[Data entries]

________________________

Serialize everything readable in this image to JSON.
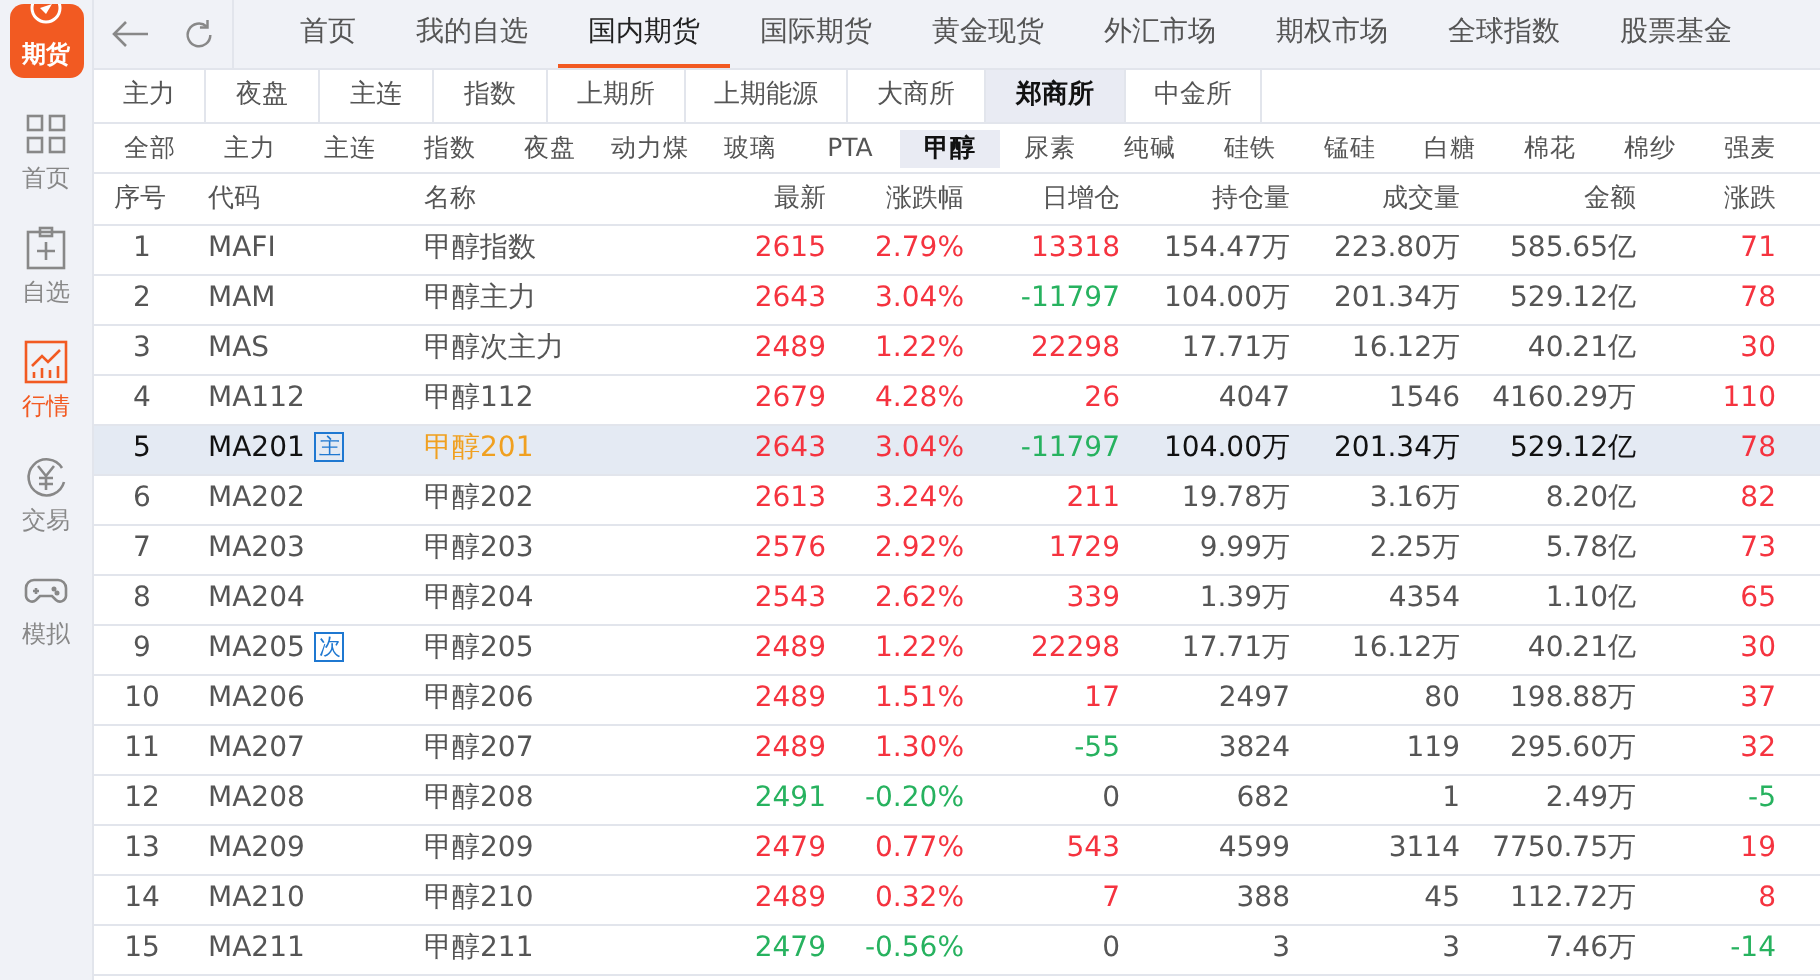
{
  "app_logo": {
    "label": "期货"
  },
  "sidebar": [
    {
      "label": "首页",
      "kind": "grid",
      "selected": false
    },
    {
      "label": "自选",
      "kind": "clipboard",
      "selected": false
    },
    {
      "label": "行情",
      "kind": "chart",
      "selected": true
    },
    {
      "label": "交易",
      "kind": "yen",
      "selected": false
    },
    {
      "label": "模拟",
      "kind": "gamepad",
      "selected": false
    }
  ],
  "top_tabs": [
    {
      "label": "首页",
      "selected": false
    },
    {
      "label": "我的自选",
      "selected": false
    },
    {
      "label": "国内期货",
      "selected": true
    },
    {
      "label": "国际期货",
      "selected": false
    },
    {
      "label": "黄金现货",
      "selected": false
    },
    {
      "label": "外汇市场",
      "selected": false
    },
    {
      "label": "期权市场",
      "selected": false
    },
    {
      "label": "全球指数",
      "selected": false
    },
    {
      "label": "股票基金",
      "selected": false
    }
  ],
  "exchange_tabs": [
    {
      "label": "主力",
      "selected": false
    },
    {
      "label": "夜盘",
      "selected": false
    },
    {
      "label": "主连",
      "selected": false
    },
    {
      "label": "指数",
      "selected": false
    },
    {
      "label": "上期所",
      "selected": false
    },
    {
      "label": "上期能源",
      "selected": false
    },
    {
      "label": "大商所",
      "selected": false
    },
    {
      "label": "郑商所",
      "selected": true
    },
    {
      "label": "中金所",
      "selected": false
    }
  ],
  "product_tabs": [
    {
      "label": "全部",
      "selected": false
    },
    {
      "label": "主力",
      "selected": false
    },
    {
      "label": "主连",
      "selected": false
    },
    {
      "label": "指数",
      "selected": false
    },
    {
      "label": "夜盘",
      "selected": false
    },
    {
      "label": "动力煤",
      "selected": false
    },
    {
      "label": "玻璃",
      "selected": false
    },
    {
      "label": "PTA",
      "selected": false
    },
    {
      "label": "甲醇",
      "selected": true
    },
    {
      "label": "尿素",
      "selected": false
    },
    {
      "label": "纯碱",
      "selected": false
    },
    {
      "label": "硅铁",
      "selected": false
    },
    {
      "label": "锰硅",
      "selected": false
    },
    {
      "label": "白糖",
      "selected": false
    },
    {
      "label": "棉花",
      "selected": false
    },
    {
      "label": "棉纱",
      "selected": false
    },
    {
      "label": "强麦",
      "selected": false
    }
  ],
  "table": {
    "columns": [
      "序号",
      "代码",
      "名称",
      "最新",
      "涨跌幅",
      "日增仓",
      "持仓量",
      "成交量",
      "金额",
      "涨跌"
    ],
    "rows": [
      {
        "no": "1",
        "code": "MAFI",
        "name": "甲醇指数",
        "last": "2615",
        "pct": "2.79%",
        "oi_change": {
          "text": "13318",
          "color": "#f5333f"
        },
        "oi": "154.47万",
        "volume": "223.80万",
        "amount": "585.65亿",
        "change": "71",
        "color": "#f5333f",
        "selected": false
      },
      {
        "no": "2",
        "code": "MAM",
        "name": "甲醇主力",
        "last": "2643",
        "pct": "3.04%",
        "oi_change": {
          "text": "-11797",
          "color": "#27b25f"
        },
        "oi": "104.00万",
        "volume": "201.34万",
        "amount": "529.12亿",
        "change": "78",
        "color": "#f5333f",
        "selected": false
      },
      {
        "no": "3",
        "code": "MAS",
        "name": "甲醇次主力",
        "last": "2489",
        "pct": "1.22%",
        "oi_change": {
          "text": "22298",
          "color": "#f5333f"
        },
        "oi": "17.71万",
        "volume": "16.12万",
        "amount": "40.21亿",
        "change": "30",
        "color": "#f5333f",
        "selected": false
      },
      {
        "no": "4",
        "code": "MA112",
        "name": "甲醇112",
        "last": "2679",
        "pct": "4.28%",
        "oi_change": {
          "text": "26",
          "color": "#f5333f"
        },
        "oi": "4047",
        "volume": "1546",
        "amount": "4160.29万",
        "change": "110",
        "color": "#f5333f",
        "selected": false
      },
      {
        "no": "5",
        "code": "MA201",
        "tag": "主",
        "name": "甲醇201",
        "last": "2643",
        "pct": "3.04%",
        "oi_change": {
          "text": "-11797",
          "color": "#27b25f"
        },
        "oi": "104.00万",
        "volume": "201.34万",
        "amount": "529.12亿",
        "change": "78",
        "color": "#f5333f",
        "selected": true
      },
      {
        "no": "6",
        "code": "MA202",
        "name": "甲醇202",
        "last": "2613",
        "pct": "3.24%",
        "oi_change": {
          "text": "211",
          "color": "#f5333f"
        },
        "oi": "19.78万",
        "volume": "3.16万",
        "amount": "8.20亿",
        "change": "82",
        "color": "#f5333f",
        "selected": false
      },
      {
        "no": "7",
        "code": "MA203",
        "name": "甲醇203",
        "last": "2576",
        "pct": "2.92%",
        "oi_change": {
          "text": "1729",
          "color": "#f5333f"
        },
        "oi": "9.99万",
        "volume": "2.25万",
        "amount": "5.78亿",
        "change": "73",
        "color": "#f5333f",
        "selected": false
      },
      {
        "no": "8",
        "code": "MA204",
        "name": "甲醇204",
        "last": "2543",
        "pct": "2.62%",
        "oi_change": {
          "text": "339",
          "color": "#f5333f"
        },
        "oi": "1.39万",
        "volume": "4354",
        "amount": "1.10亿",
        "change": "65",
        "color": "#f5333f",
        "selected": false
      },
      {
        "no": "9",
        "code": "MA205",
        "tag": "次",
        "name": "甲醇205",
        "last": "2489",
        "pct": "1.22%",
        "oi_change": {
          "text": "22298",
          "color": "#f5333f"
        },
        "oi": "17.71万",
        "volume": "16.12万",
        "amount": "40.21亿",
        "change": "30",
        "color": "#f5333f",
        "selected": false
      },
      {
        "no": "10",
        "code": "MA206",
        "name": "甲醇206",
        "last": "2489",
        "pct": "1.51%",
        "oi_change": {
          "text": "17",
          "color": "#f5333f"
        },
        "oi": "2497",
        "volume": "80",
        "amount": "198.88万",
        "change": "37",
        "color": "#f5333f",
        "selected": false
      },
      {
        "no": "11",
        "code": "MA207",
        "name": "甲醇207",
        "last": "2489",
        "pct": "1.30%",
        "oi_change": {
          "text": "-55",
          "color": "#27b25f"
        },
        "oi": "3824",
        "volume": "119",
        "amount": "295.60万",
        "change": "32",
        "color": "#f5333f",
        "selected": false
      },
      {
        "no": "12",
        "code": "MA208",
        "name": "甲醇208",
        "last": "2491",
        "pct": "-0.20%",
        "oi_change": {
          "text": "0",
          "color": "#555555"
        },
        "oi": "682",
        "volume": "1",
        "amount": "2.49万",
        "change": "-5",
        "color": "#27b25f",
        "selected": false
      },
      {
        "no": "13",
        "code": "MA209",
        "name": "甲醇209",
        "last": "2479",
        "pct": "0.77%",
        "oi_change": {
          "text": "543",
          "color": "#f5333f"
        },
        "oi": "4599",
        "volume": "3114",
        "amount": "7750.75万",
        "change": "19",
        "color": "#f5333f",
        "selected": false
      },
      {
        "no": "14",
        "code": "MA210",
        "name": "甲醇210",
        "last": "2489",
        "pct": "0.32%",
        "oi_change": {
          "text": "7",
          "color": "#f5333f"
        },
        "oi": "388",
        "volume": "45",
        "amount": "112.72万",
        "change": "8",
        "color": "#f5333f",
        "selected": false
      },
      {
        "no": "15",
        "code": "MA211",
        "name": "甲醇211",
        "last": "2479",
        "pct": "-0.56%",
        "oi_change": {
          "text": "0",
          "color": "#555555"
        },
        "oi": "3",
        "volume": "3",
        "amount": "7.46万",
        "change": "-14",
        "color": "#27b25f",
        "selected": false
      }
    ]
  }
}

________________________

Using the records above, copy each line that contains "kind".

      "kind": "grid",
      "kind": "clipboard",
      "kind": "chart",
      "kind": "yen",
      "kind": "gamepad",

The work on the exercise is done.